-- Start Given entries --
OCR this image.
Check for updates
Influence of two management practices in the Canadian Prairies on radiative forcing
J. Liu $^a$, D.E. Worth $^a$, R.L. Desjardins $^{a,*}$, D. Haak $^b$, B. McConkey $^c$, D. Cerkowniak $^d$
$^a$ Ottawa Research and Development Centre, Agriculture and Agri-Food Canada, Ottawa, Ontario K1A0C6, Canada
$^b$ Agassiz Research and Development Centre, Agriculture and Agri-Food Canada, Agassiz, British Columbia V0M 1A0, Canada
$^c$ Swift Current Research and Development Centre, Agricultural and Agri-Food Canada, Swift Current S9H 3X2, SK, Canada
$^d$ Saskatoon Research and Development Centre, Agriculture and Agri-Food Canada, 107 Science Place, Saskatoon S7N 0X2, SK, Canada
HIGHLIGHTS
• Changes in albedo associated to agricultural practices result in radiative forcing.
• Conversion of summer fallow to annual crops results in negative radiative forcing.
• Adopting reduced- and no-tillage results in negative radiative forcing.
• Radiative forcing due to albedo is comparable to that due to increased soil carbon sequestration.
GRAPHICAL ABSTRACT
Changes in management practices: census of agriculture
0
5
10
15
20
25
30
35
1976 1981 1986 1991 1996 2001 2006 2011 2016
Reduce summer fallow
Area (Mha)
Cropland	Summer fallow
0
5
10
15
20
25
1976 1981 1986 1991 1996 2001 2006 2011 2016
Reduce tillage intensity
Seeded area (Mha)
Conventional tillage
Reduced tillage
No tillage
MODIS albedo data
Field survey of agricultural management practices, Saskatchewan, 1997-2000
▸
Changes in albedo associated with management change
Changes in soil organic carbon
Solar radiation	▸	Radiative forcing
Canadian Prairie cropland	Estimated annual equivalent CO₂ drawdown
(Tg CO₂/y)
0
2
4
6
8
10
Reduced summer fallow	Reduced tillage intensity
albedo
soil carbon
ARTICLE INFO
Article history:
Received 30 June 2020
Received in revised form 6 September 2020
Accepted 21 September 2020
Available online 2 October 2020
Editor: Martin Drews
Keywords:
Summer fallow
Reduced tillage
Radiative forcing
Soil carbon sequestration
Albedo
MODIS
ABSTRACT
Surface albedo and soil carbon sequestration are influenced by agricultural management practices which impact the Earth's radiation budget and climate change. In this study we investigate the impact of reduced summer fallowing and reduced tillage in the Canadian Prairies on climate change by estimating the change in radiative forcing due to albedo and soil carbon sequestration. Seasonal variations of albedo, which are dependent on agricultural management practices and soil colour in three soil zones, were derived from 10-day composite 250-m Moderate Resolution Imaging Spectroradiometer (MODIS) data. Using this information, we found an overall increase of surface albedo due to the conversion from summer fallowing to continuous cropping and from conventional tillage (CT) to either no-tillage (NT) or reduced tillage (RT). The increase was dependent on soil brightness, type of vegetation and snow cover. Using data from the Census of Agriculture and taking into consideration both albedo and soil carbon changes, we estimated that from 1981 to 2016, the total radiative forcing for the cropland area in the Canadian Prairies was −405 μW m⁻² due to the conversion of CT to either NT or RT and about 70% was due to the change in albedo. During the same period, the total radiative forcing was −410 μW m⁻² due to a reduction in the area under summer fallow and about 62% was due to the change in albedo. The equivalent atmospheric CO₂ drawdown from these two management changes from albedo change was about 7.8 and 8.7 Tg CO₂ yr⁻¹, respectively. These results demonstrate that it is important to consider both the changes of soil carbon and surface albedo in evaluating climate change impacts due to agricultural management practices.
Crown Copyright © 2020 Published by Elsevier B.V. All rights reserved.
-- End Given entries --
Pick out each line above that includes "Received" and show it.

Received 30 June 2020
Received in revised form 6 September 2020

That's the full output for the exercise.